**EXERCISE AIM**: In the material below, find each line holding the string "Stání" and copy it.

**DATASET RECORDS**:
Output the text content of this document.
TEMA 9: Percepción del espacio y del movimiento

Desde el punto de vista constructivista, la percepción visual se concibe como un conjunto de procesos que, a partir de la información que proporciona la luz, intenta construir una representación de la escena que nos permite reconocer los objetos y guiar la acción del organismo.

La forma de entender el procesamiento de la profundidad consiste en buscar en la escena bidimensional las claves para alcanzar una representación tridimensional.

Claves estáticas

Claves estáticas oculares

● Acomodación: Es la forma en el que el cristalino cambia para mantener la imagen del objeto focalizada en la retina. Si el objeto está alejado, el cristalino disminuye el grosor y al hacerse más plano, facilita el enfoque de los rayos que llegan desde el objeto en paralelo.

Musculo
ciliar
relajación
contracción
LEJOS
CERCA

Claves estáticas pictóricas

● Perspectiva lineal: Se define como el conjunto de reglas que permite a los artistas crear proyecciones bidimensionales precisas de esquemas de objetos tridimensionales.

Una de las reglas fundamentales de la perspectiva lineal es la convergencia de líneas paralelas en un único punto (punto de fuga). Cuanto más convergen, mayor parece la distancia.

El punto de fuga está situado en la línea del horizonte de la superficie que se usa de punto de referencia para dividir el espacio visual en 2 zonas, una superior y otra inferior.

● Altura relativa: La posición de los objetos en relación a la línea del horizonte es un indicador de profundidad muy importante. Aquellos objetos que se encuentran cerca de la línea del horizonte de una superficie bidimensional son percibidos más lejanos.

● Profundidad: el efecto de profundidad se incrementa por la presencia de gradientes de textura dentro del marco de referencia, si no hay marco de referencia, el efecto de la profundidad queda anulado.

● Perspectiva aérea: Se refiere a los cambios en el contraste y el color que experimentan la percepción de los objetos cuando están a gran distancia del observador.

* * *

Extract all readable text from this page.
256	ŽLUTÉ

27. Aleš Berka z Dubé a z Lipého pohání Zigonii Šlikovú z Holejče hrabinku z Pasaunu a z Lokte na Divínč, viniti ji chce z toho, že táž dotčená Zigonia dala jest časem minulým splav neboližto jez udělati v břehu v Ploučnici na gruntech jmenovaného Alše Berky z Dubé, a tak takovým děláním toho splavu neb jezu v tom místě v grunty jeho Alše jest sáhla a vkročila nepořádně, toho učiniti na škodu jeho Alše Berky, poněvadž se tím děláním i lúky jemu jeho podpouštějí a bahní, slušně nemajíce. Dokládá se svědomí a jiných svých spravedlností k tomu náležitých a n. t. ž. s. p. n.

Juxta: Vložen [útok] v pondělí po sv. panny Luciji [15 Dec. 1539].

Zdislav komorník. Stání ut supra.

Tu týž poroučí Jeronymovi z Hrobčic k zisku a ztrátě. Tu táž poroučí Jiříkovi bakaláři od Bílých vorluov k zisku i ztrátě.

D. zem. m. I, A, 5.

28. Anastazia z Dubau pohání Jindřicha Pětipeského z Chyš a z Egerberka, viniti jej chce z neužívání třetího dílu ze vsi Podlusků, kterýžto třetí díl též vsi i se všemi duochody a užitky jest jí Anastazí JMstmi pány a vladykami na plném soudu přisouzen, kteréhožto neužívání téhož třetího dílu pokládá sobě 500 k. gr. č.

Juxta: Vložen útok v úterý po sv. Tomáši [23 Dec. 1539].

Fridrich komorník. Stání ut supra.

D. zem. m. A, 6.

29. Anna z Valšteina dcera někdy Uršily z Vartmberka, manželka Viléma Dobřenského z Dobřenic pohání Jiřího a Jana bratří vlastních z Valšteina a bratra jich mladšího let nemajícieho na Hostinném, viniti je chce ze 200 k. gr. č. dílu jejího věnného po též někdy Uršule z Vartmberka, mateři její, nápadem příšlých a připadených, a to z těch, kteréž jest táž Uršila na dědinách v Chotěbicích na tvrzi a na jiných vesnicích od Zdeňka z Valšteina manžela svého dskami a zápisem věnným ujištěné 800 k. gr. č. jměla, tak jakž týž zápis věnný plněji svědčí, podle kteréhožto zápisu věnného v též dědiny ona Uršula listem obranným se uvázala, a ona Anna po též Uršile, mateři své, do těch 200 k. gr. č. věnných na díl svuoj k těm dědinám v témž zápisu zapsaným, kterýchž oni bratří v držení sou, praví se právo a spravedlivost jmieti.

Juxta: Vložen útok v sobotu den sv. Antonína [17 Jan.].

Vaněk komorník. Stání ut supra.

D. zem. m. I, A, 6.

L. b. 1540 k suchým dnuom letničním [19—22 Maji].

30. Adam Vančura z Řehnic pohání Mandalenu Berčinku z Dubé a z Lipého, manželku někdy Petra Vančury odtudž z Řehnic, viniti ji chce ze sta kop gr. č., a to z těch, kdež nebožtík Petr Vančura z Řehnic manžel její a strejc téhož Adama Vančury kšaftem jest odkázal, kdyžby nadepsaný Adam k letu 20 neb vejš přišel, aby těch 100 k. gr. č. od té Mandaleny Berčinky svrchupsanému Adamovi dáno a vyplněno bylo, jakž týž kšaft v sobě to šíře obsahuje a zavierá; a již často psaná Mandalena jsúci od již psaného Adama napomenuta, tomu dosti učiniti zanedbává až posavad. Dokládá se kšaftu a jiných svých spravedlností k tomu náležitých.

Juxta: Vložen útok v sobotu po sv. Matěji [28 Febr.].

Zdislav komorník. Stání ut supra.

==

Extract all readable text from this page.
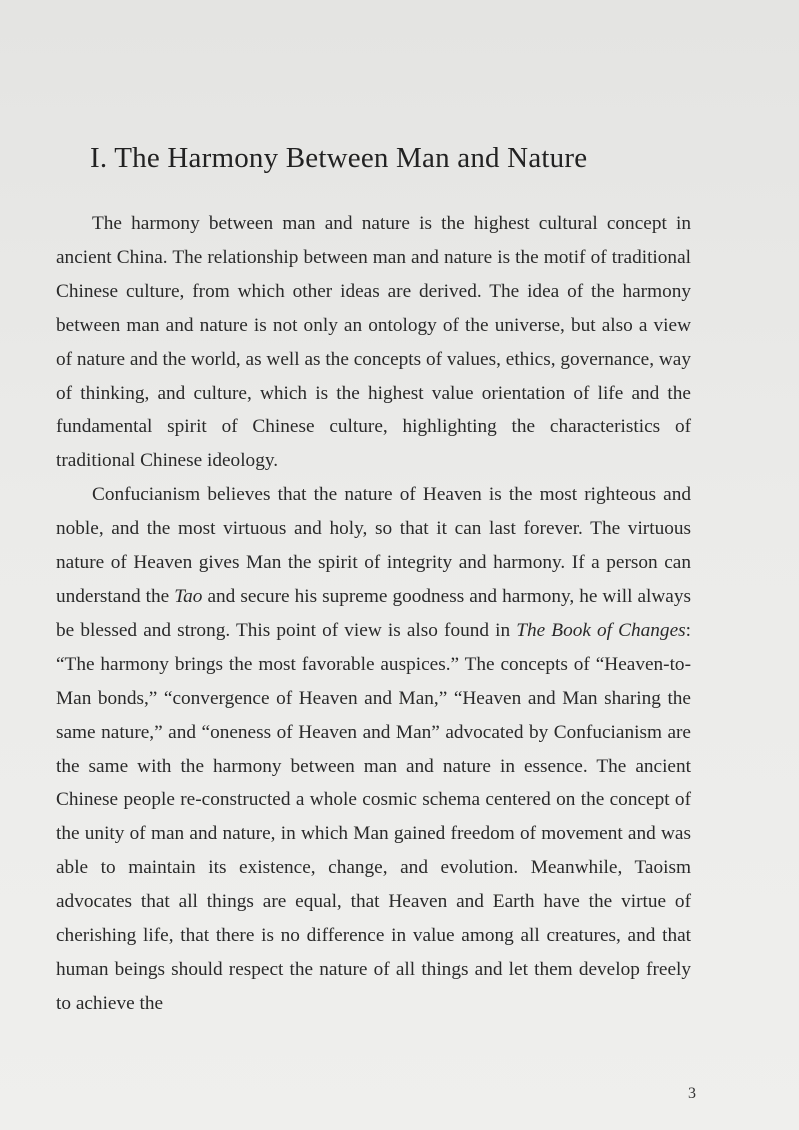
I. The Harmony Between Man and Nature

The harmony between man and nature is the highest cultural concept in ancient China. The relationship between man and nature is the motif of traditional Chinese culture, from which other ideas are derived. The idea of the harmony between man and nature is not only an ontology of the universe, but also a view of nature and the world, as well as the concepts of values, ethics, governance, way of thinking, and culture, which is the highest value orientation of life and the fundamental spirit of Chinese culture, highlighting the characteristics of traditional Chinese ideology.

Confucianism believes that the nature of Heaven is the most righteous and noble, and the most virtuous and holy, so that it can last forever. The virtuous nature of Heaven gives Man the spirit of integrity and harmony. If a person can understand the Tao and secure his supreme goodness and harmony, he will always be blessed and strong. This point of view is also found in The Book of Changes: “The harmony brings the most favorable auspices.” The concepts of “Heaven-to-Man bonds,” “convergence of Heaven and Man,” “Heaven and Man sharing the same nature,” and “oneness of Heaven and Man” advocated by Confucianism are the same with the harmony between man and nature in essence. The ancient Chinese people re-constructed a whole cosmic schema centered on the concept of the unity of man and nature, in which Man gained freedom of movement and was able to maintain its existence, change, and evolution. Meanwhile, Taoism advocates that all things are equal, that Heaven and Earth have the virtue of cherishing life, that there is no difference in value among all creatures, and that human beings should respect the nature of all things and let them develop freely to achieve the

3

**RESPONSE**:
Zdislav komorník. Stání ut supra.
Fridrich komorník. Stání ut supra.
Vaněk komorník. Stání ut supra.
Zdislav komorník. Stání ut supra.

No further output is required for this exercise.